TEXT SHOWN -
______
Romanian literary critic, folklorist and essayist

Ovidiu Papadima (June 23, 1909, Sinoe, Constanța County – May 26, 1996, Bucharest) was a Romanian literary critic, folklorist, and essayist.

He studied at the Alexandru Papiu Ilarian High School in Târgu Mureș, graduating at the top of his class in 1928. He then enrolled in the Faculty of Letters and Philosophy at the University of Bucharest, graduating in 1931.

He made his debut at age 23 in the literary magazine Gândirea, together with Tudor Vianu. He also wrote for Revista Fundațiilor Regale. From 1937 to 1941, he held an Alexander von Humboldt fellowship, sponsored by the Foreign Office of Nazi Germany. He was on the Faculty at the University of Bucharest between 1941 and 1949.

After the establishment of the communist regime, Papadima was arrested in 1952 for "counterrevolutionary activities" and for his writings from the interbellic period (especially at Gândirea). He was imprisoned at Calea Rahovei, Ghencea, Craiova, Poarta Albă (at the notorious Danube–Black Sea Canal), Gherla Prison, and Jilava Prison. Physically exhausted after this experience (his weight dropped to only 44 kg), he was released on October 7, 1955. Prevented from publishing for several years, he was politically rehabilitated in 1971.
______
RECORDS PROVIDED -
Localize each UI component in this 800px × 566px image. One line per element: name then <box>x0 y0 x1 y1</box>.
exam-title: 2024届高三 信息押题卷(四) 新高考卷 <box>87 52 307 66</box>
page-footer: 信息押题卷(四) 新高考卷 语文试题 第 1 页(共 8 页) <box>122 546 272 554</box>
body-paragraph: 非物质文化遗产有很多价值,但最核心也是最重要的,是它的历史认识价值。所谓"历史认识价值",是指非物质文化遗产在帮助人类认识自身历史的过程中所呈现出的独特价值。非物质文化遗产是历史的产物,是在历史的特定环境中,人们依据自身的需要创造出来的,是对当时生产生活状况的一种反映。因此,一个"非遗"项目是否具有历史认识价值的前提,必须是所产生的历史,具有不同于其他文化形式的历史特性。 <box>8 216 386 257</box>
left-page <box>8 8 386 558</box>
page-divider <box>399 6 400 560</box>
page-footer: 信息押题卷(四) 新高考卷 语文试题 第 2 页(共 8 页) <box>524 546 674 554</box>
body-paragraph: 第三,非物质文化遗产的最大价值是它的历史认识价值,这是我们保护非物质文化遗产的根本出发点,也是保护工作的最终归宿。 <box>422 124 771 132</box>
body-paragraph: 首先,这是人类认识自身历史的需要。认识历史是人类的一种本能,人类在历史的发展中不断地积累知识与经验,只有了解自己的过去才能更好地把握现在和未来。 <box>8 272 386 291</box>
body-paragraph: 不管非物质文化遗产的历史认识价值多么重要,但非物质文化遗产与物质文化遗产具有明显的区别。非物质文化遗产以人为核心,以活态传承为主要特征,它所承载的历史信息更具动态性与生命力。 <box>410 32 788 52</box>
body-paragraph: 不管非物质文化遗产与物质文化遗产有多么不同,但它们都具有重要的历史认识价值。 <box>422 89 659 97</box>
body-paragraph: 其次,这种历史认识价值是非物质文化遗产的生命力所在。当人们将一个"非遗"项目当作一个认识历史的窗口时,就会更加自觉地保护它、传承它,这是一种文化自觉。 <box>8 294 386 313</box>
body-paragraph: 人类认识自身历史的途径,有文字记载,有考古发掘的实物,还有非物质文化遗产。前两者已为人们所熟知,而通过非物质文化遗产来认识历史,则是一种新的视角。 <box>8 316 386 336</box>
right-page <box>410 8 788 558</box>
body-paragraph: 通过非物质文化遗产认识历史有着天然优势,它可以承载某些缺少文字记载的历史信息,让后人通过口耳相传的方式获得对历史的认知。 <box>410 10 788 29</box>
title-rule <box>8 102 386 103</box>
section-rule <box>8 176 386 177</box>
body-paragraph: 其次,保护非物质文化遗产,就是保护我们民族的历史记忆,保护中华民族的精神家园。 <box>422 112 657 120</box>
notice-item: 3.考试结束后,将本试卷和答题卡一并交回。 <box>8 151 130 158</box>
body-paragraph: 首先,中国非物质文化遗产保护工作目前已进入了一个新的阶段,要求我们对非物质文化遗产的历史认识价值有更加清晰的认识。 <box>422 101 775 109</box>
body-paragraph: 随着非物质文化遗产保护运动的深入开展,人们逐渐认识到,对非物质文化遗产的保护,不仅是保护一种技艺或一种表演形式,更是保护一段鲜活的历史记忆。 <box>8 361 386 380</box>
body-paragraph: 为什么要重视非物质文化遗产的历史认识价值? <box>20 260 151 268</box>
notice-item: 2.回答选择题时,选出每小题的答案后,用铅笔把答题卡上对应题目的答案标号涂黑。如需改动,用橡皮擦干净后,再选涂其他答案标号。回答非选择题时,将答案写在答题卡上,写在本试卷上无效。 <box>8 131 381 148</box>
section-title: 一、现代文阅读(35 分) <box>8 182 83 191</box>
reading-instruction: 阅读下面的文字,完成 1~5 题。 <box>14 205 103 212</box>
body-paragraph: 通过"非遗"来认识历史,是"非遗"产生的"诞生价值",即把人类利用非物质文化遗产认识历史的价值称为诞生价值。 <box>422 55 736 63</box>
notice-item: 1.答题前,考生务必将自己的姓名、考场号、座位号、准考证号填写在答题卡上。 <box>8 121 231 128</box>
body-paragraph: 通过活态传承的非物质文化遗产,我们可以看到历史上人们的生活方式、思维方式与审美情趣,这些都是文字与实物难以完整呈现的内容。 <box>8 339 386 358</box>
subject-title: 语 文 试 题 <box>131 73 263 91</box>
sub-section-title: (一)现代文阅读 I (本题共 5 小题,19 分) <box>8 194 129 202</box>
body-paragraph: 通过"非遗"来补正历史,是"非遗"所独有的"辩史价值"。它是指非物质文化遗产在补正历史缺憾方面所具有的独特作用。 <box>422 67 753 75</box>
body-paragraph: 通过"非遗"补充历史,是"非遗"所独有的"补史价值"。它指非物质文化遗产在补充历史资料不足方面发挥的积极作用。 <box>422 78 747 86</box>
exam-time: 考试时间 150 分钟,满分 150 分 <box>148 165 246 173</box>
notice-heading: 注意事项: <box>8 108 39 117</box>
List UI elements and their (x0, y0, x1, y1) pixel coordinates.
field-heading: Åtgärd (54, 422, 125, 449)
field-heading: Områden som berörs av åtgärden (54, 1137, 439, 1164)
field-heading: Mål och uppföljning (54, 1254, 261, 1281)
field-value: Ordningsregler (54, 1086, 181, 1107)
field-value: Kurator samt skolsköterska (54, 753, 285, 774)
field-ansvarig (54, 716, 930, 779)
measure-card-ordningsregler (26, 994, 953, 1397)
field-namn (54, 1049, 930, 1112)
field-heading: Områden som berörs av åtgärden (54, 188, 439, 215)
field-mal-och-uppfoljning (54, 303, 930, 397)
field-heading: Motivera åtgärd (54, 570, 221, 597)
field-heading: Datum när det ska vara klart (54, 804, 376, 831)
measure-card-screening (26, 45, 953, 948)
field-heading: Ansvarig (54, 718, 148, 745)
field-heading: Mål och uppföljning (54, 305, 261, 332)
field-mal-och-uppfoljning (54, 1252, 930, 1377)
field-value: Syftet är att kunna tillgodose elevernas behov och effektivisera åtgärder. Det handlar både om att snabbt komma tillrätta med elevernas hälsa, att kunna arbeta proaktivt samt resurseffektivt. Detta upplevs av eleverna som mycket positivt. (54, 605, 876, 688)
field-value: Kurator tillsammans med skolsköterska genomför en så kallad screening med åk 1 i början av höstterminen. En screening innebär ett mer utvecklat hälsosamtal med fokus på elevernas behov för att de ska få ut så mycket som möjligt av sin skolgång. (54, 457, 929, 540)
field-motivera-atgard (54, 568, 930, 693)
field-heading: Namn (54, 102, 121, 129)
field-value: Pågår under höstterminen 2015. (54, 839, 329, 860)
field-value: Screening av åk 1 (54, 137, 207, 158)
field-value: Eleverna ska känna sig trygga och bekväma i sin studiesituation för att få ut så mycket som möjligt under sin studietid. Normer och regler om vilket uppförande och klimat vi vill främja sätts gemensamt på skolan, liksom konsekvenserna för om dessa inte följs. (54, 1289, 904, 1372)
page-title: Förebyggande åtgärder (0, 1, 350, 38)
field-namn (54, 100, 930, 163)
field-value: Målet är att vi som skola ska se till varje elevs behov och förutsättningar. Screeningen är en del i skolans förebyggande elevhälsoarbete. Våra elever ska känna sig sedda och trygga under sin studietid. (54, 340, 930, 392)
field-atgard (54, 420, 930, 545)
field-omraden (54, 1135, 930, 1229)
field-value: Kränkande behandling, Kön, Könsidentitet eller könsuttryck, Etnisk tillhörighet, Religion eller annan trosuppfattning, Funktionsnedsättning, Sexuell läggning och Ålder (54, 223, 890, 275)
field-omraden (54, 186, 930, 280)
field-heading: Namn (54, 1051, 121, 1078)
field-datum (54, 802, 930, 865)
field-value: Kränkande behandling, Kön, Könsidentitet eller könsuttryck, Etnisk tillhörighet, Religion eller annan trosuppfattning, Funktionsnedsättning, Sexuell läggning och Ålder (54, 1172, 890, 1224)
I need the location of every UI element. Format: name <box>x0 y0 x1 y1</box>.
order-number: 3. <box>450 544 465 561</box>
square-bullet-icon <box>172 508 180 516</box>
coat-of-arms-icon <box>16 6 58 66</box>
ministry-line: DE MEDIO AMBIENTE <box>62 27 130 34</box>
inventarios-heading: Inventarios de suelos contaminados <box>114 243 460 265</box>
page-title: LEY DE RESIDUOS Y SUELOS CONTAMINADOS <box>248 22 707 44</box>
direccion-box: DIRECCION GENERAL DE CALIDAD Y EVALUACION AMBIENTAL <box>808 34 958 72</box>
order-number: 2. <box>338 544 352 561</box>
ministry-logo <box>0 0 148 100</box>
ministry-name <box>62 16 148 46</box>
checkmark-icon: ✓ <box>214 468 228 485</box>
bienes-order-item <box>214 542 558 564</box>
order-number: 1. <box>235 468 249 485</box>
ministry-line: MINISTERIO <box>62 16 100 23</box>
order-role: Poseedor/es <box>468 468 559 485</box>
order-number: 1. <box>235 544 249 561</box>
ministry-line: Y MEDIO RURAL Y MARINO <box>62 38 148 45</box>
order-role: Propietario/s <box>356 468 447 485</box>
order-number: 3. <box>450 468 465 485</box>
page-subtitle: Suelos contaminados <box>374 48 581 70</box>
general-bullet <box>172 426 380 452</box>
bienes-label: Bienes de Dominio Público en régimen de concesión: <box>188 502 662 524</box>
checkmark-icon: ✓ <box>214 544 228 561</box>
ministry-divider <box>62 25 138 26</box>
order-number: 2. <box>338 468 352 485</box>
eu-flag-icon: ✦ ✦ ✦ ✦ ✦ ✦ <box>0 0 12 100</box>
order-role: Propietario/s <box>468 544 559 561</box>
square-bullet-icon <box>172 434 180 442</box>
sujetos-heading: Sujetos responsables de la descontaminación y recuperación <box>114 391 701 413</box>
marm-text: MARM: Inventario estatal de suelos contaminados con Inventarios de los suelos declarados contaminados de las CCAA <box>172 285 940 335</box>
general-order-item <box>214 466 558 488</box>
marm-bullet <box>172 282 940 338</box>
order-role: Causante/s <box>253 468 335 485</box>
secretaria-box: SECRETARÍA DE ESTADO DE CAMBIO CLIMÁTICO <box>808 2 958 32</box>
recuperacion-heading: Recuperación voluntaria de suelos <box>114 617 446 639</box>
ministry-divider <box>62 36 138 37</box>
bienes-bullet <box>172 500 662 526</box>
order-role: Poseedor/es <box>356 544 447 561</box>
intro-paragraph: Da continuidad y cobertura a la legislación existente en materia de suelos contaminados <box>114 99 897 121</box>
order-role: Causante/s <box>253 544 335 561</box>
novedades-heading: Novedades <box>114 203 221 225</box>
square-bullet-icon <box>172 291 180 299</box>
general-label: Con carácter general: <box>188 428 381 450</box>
______
EXERCISE TASKS -
(A) Answer from the Papadima biography:
(i) In what year did Papadima graduate from the University of Bucharest?
(ii) What fellowship did he hold from 1937 to 1941?
(iii) On what date was he released from prison?
(B) For each statement, say whether it agrees with the Papadima biography, and quote the words that decide it.
(i) Papadima made his debut in Gândirea at age 23.
(ii) Papadima taught at the University of Bucharest until his arrest in 1952.
(iii) Papadima was politically rehabilitated in 1971.
(C) Summarize the Papadima biography in two sentences.
Use only the Papadima biography, not the listing.

SOLUTIONS -
(A)
(i) 1931
(ii) An Alexander von Humboldt fellowship
(iii) October 7, 1955

(B)
(i) Yes: "He made his debut at age 23 in the literary magazine Gândirea"
(ii) No: "He was on the Faculty at the University of Bucharest between 1941 and 1949."
(iii) Yes: "he was politically rehabilitated in 1971."

(C) Ovidiu Papadima (1909–1996) was a Romanian literary critic, folklorist, and essayist who studied in Târgu Mureș and at the University of Bucharest, made his debut in Gândirea, and was on the faculty of the University of Bucharest from 1941 to 1949. Arrested under the communist regime in 1952 and held in several prisons until his release in 1955, he was prevented from publishing for several years and was politically rehabilitated in 1971.